Set down every entry again word for word, please, but skip the pictures.

(Extracted records)
________
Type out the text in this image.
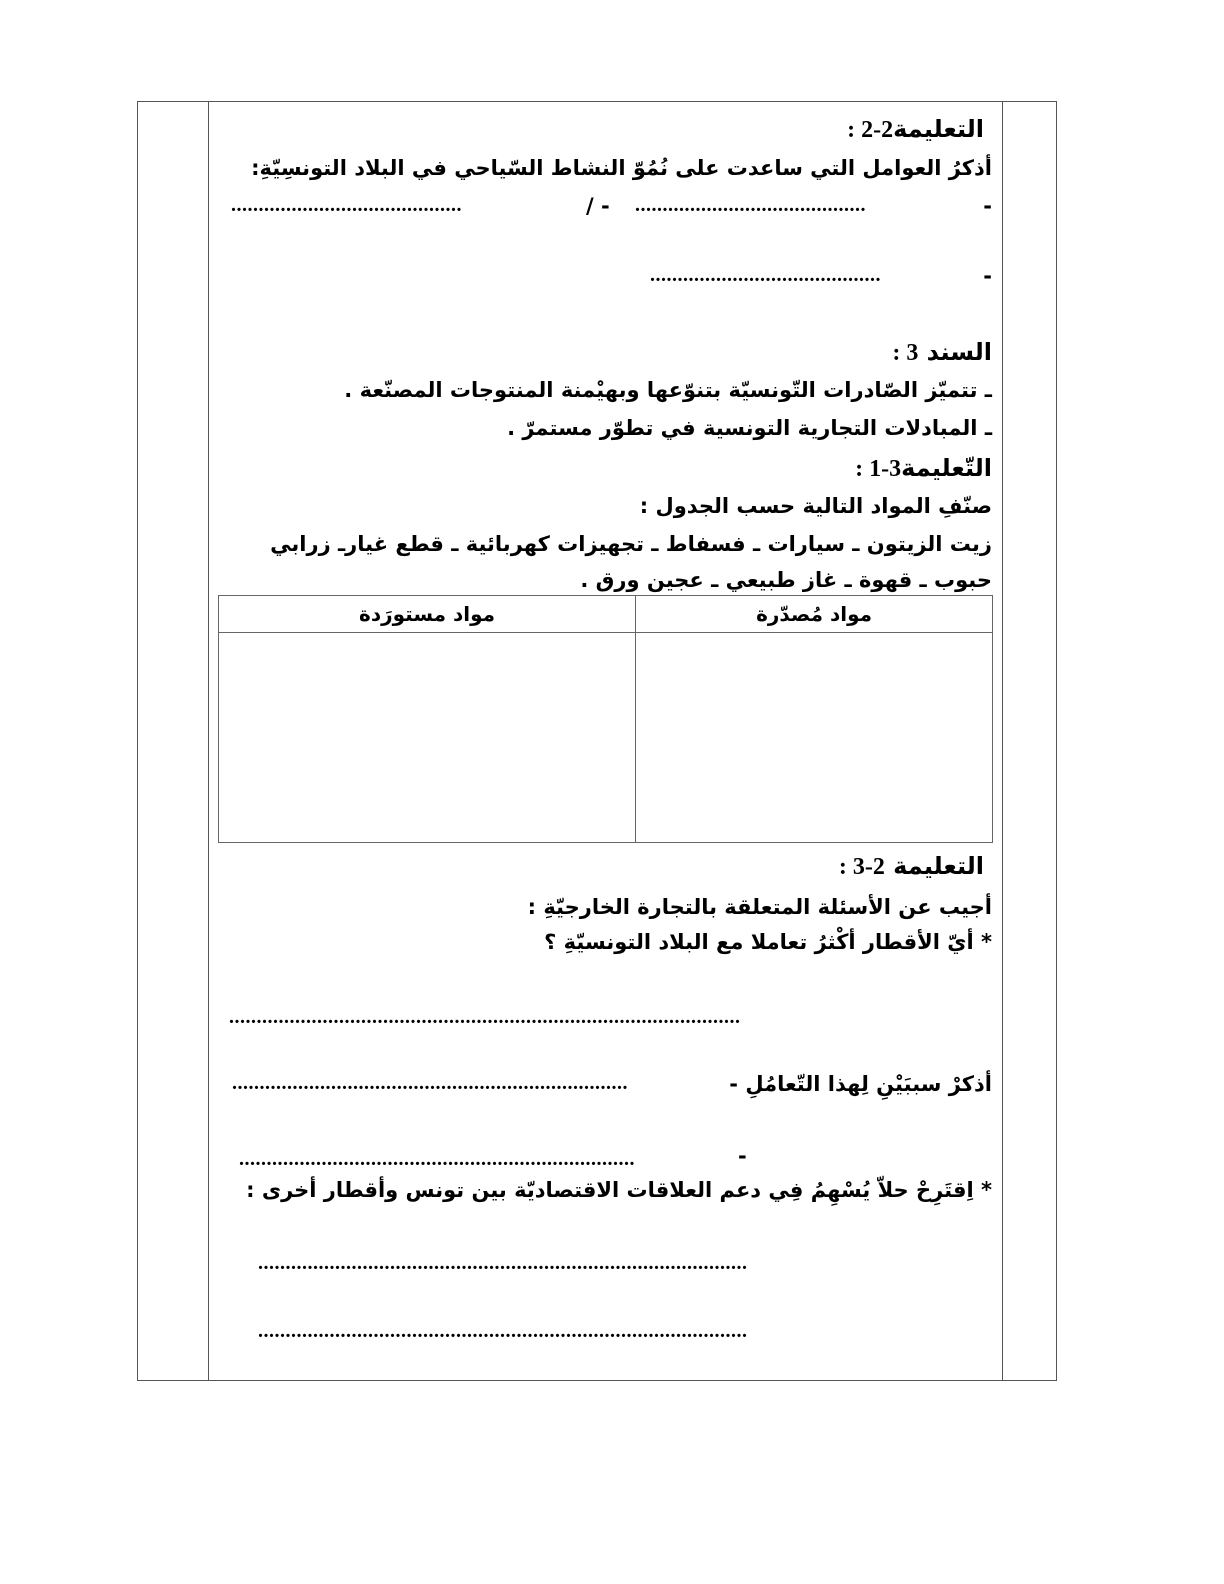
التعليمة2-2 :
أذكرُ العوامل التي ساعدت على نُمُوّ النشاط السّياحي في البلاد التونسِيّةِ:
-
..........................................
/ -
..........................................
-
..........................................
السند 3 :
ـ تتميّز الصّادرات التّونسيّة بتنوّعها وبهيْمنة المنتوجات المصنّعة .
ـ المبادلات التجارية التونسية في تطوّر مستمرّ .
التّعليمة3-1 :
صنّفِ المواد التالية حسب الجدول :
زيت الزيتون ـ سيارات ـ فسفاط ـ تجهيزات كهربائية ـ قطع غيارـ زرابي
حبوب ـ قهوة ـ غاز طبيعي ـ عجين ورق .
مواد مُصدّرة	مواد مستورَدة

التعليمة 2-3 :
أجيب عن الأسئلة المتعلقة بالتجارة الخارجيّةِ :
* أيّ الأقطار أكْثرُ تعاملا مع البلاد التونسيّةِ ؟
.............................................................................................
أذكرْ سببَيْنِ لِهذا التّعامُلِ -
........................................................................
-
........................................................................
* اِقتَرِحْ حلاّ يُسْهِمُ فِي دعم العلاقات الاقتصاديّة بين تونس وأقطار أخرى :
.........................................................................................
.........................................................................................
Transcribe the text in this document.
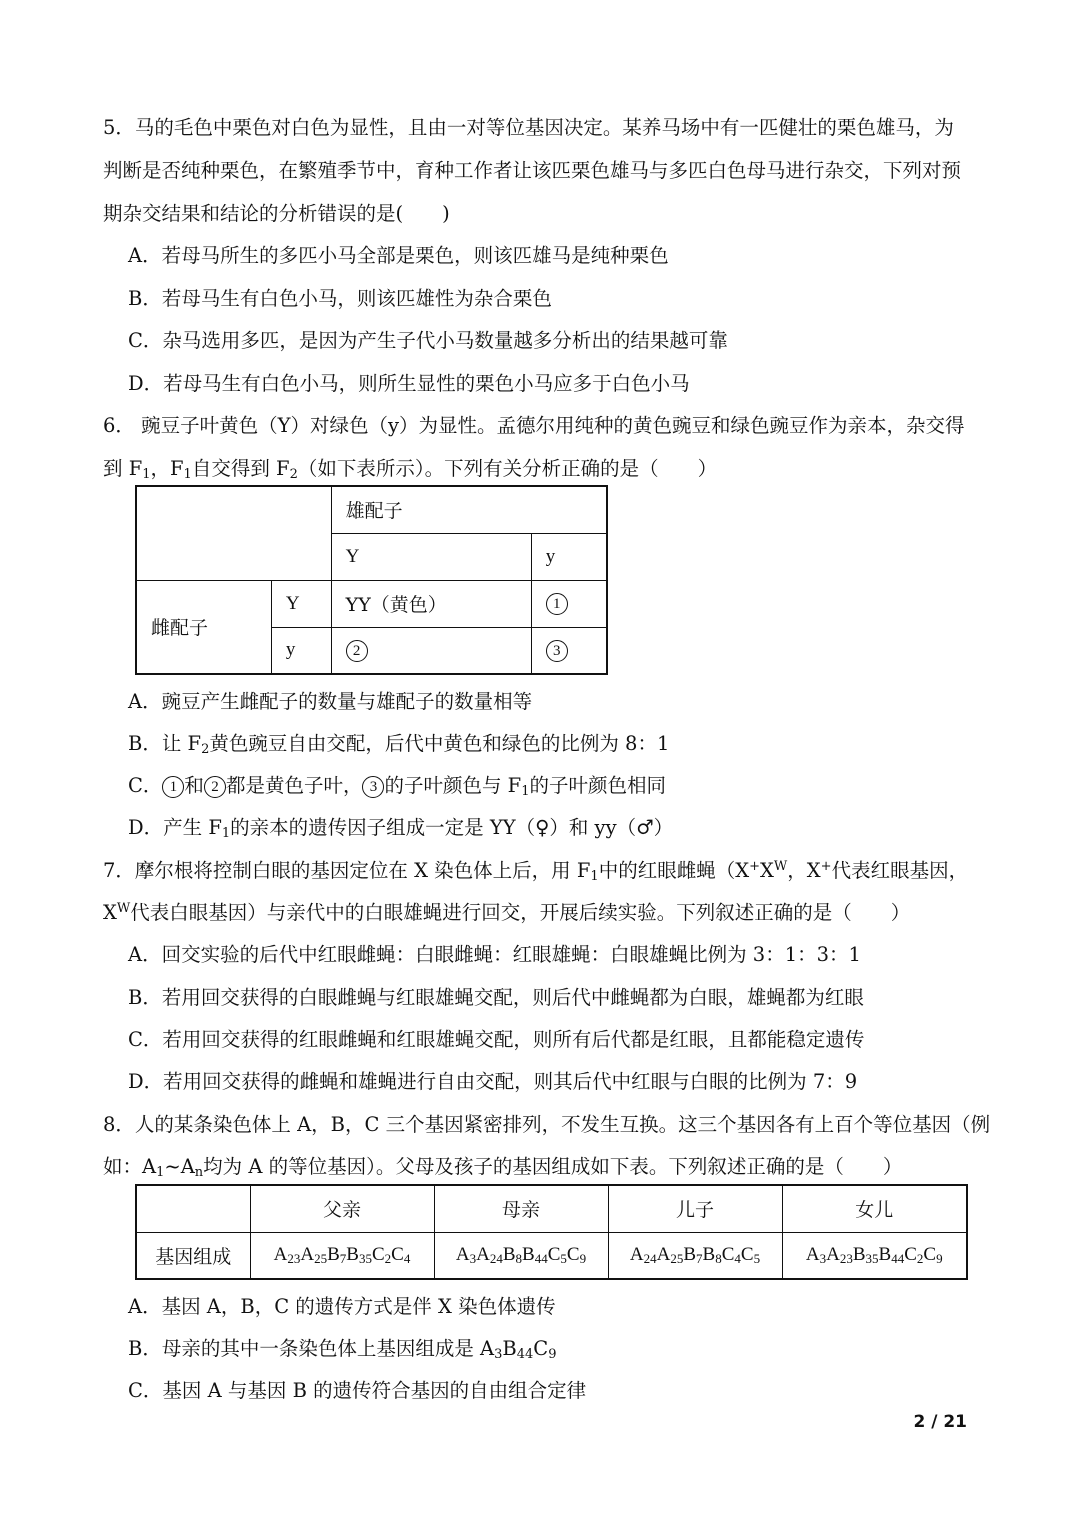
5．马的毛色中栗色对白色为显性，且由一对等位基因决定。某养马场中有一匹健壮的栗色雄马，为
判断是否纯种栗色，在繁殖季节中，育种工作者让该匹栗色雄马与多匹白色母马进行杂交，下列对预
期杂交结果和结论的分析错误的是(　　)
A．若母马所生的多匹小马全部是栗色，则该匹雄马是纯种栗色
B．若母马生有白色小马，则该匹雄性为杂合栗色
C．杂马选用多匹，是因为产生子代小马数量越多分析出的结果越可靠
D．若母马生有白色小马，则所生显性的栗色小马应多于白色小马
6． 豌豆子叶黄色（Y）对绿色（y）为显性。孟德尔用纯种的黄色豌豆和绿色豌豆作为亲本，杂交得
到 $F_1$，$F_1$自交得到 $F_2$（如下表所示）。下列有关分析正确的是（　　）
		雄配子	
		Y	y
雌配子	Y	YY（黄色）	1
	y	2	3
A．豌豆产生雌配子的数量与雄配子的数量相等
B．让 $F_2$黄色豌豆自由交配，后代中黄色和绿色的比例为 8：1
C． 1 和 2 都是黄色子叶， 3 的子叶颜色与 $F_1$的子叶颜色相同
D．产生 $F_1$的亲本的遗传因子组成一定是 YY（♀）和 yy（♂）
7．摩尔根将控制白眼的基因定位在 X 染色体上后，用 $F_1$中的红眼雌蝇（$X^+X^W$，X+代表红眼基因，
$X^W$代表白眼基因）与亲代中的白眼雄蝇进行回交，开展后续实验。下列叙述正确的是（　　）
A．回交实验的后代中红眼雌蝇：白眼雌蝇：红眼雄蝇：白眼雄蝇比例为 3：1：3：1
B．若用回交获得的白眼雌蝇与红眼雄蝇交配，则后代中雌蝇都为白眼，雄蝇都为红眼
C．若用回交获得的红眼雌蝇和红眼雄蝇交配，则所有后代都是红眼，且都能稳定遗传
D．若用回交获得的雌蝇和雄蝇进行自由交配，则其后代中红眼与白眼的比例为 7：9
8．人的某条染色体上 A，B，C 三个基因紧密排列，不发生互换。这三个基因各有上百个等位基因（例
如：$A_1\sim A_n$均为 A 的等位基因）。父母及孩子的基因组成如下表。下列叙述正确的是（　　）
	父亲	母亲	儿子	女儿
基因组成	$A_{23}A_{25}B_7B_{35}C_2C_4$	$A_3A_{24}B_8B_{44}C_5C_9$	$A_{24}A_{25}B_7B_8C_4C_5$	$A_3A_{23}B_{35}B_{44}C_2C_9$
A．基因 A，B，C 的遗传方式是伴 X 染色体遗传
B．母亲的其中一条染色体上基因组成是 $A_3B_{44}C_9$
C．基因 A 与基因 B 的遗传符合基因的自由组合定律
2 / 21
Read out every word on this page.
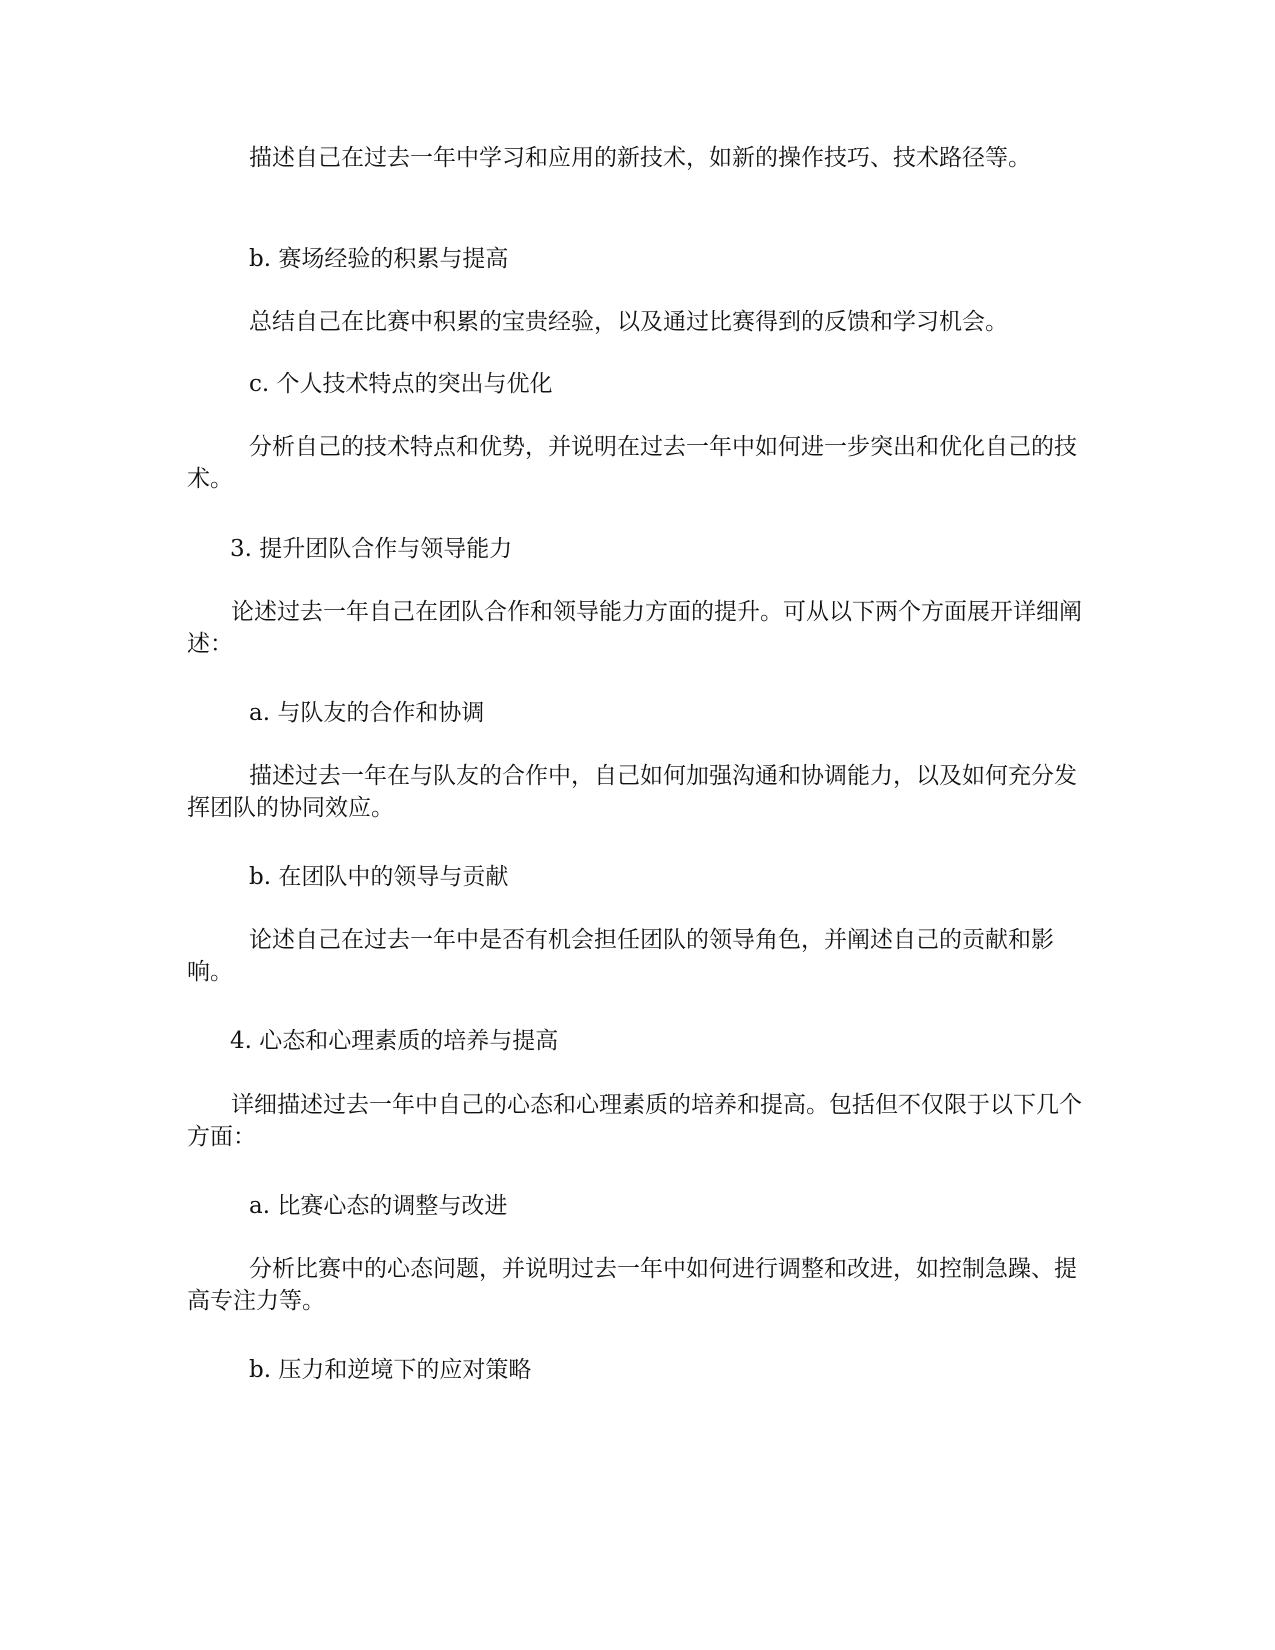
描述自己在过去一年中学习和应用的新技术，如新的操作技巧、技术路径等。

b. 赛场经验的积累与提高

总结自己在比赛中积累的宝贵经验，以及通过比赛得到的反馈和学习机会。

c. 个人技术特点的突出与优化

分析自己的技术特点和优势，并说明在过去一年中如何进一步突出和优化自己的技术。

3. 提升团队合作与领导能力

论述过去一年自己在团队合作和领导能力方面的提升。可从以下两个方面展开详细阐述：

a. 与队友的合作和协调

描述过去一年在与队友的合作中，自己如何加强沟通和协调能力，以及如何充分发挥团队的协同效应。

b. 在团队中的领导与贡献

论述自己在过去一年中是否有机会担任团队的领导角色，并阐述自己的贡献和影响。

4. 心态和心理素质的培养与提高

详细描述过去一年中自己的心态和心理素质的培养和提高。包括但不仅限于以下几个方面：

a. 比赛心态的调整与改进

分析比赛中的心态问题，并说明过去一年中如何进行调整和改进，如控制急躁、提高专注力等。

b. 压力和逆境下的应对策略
________
▸ FINISHED ANSWER
Type out the text in this image.
التعليمة2-2 :
أذكرُ العوامل التي ساعدت على نُمُوّ النشاط السّياحي في البلاد التونسِيّةِ:
-
..........................................
/ -
..........................................
-
..........................................
السند 3 :
ـ تتميّز الصّادرات التّونسيّة بتنوّعها وبهيْمنة المنتوجات المصنّعة .
ـ المبادلات التجارية التونسية في تطوّر مستمرّ .
التّعليمة3-1 :
صنّفِ المواد التالية حسب الجدول :
زيت الزيتون ـ سيارات ـ فسفاط ـ تجهيزات كهربائية ـ قطع غيارـ زرابي
حبوب ـ قهوة ـ غاز طبيعي ـ عجين ورق .
مواد مُصدّرة	مواد مستورَدة

التعليمة 2-3 :
أجيب عن الأسئلة المتعلقة بالتجارة الخارجيّةِ :
* أيّ الأقطار أكْثرُ تعاملا مع البلاد التونسيّةِ ؟
.............................................................................................
أذكرْ سببَيْنِ لِهذا التّعامُلِ -
........................................................................
-
........................................................................
* اِقتَرِحْ حلاّ يُسْهِمُ فِي دعم العلاقات الاقتصاديّة بين تونس وأقطار أخرى :
.........................................................................................
.........................................................................................
Transcribe the text in this document.
5．马的毛色中栗色对白色为显性，且由一对等位基因决定。某养马场中有一匹健壮的栗色雄马，为
判断是否纯种栗色，在繁殖季节中，育种工作者让该匹栗色雄马与多匹白色母马进行杂交，下列对预
期杂交结果和结论的分析错误的是(　　)
A．若母马所生的多匹小马全部是栗色，则该匹雄马是纯种栗色
B．若母马生有白色小马，则该匹雄性为杂合栗色
C．杂马选用多匹，是因为产生子代小马数量越多分析出的结果越可靠
D．若母马生有白色小马，则所生显性的栗色小马应多于白色小马
6． 豌豆子叶黄色（Y）对绿色（y）为显性。孟德尔用纯种的黄色豌豆和绿色豌豆作为亲本，杂交得
到 $F_1$，$F_1$自交得到 $F_2$（如下表所示）。下列有关分析正确的是（　　）
		雄配子	
		Y	y
雌配子	Y	YY（黄色）	1
	y	2	3
A．豌豆产生雌配子的数量与雄配子的数量相等
B．让 $F_2$黄色豌豆自由交配，后代中黄色和绿色的比例为 8：1
C． 1 和 2 都是黄色子叶， 3 的子叶颜色与 $F_1$的子叶颜色相同
D．产生 $F_1$的亲本的遗传因子组成一定是 YY（♀）和 yy（♂）
7．摩尔根将控制白眼的基因定位在 X 染色体上后，用 $F_1$中的红眼雌蝇（$X^+X^W$，X+代表红眼基因，
$X^W$代表白眼基因）与亲代中的白眼雄蝇进行回交，开展后续实验。下列叙述正确的是（　　）
A．回交实验的后代中红眼雌蝇：白眼雌蝇：红眼雄蝇：白眼雄蝇比例为 3：1：3：1
B．若用回交获得的白眼雌蝇与红眼雄蝇交配，则后代中雌蝇都为白眼，雄蝇都为红眼
C．若用回交获得的红眼雌蝇和红眼雄蝇交配，则所有后代都是红眼，且都能稳定遗传
D．若用回交获得的雌蝇和雄蝇进行自由交配，则其后代中红眼与白眼的比例为 7：9
8．人的某条染色体上 A，B，C 三个基因紧密排列，不发生互换。这三个基因各有上百个等位基因（例
如：$A_1\sim A_n$均为 A 的等位基因）。父母及孩子的基因组成如下表。下列叙述正确的是（　　）
	父亲	母亲	儿子	女儿
基因组成	$A_{23}A_{25}B_7B_{35}C_2C_4$	$A_3A_{24}B_8B_{44}C_5C_9$	$A_{24}A_{25}B_7B_8C_4C_5$	$A_3A_{23}B_{35}B_{44}C_2C_9$
A．基因 A，B，C 的遗传方式是伴 X 染色体遗传
B．母亲的其中一条染色体上基因组成是 $A_3B_{44}C_9$
C．基因 A 与基因 B 的遗传符合基因的自由组合定律
2 / 21
Read out every word on this page.
描述自己在过去一年中学习和应用的新技术，如新的操作技巧、技术路径等。

b. 赛场经验的积累与提高

总结自己在比赛中积累的宝贵经验，以及通过比赛得到的反馈和学习机会。

c. 个人技术特点的突出与优化

分析自己的技术特点和优势，并说明在过去一年中如何进一步突出和优化自己的技术。

3. 提升团队合作与领导能力

论述过去一年自己在团队合作和领导能力方面的提升。可从以下两个方面展开详细阐述：

a. 与队友的合作和协调

描述过去一年在与队友的合作中，自己如何加强沟通和协调能力，以及如何充分发挥团队的协同效应。

b. 在团队中的领导与贡献

论述自己在过去一年中是否有机会担任团队的领导角色，并阐述自己的贡献和影响。

4. 心态和心理素质的培养与提高

详细描述过去一年中自己的心态和心理素质的培养和提高。包括但不仅限于以下几个方面：

a. 比赛心态的调整与改进

分析比赛中的心态问题，并说明过去一年中如何进行调整和改进，如控制急躁、提高专注力等。

b. 压力和逆境下的应对策略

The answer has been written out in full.